■ Data lines:
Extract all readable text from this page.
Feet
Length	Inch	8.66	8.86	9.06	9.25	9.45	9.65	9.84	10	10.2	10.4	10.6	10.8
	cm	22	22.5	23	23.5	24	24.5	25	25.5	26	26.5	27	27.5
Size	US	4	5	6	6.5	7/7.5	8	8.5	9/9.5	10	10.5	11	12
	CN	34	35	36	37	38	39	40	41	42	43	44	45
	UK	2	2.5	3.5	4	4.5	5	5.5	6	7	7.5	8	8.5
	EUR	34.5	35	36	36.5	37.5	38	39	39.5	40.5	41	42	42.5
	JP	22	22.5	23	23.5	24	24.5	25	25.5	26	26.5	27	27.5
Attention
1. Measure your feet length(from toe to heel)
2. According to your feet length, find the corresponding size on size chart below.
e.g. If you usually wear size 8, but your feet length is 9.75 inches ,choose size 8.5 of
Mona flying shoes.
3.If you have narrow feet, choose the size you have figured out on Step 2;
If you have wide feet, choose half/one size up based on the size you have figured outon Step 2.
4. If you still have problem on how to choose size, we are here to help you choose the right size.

■ Exercise instructions: Copy out the full listing exactly.

■ Worked answer:
Extract all readable text from this page.
Feet
Length	Inch	8.66	8.86	9.06	9.25	9.45	9.65	9.84	10	10.2	10.4	10.6	10.8
	cm	22	22.5	23	23.5	24	24.5	25	25.5	26	26.5	27	27.5
Size	US	4	5	6	6.5	7/7.5	8	8.5	9/9.5	10	10.5	11	12
	CN	34	35	36	37	38	39	40	41	42	43	44	45
	UK	2	2.5	3.5	4	4.5	5	5.5	6	7	7.5	8	8.5
	EUR	34.5	35	36	36.5	37.5	38	39	39.5	40.5	41	42	42.5
	JP	22	22.5	23	23.5	24	24.5	25	25.5	26	26.5	27	27.5
Attention
1. Measure your feet length(from toe to heel)
2. According to your feet length, find the corresponding size on size chart below.
e.g. If you usually wear size 8, but your feet length is 9.75 inches ,choose size 8.5 of
Mona flying shoes.
3.If you have narrow feet, choose the size you have figured out on Step 2;
If you have wide feet, choose half/one size up based on the size you have figured outon Step 2.
4. If you still have problem on how to choose size, we are here to help you choose the right size.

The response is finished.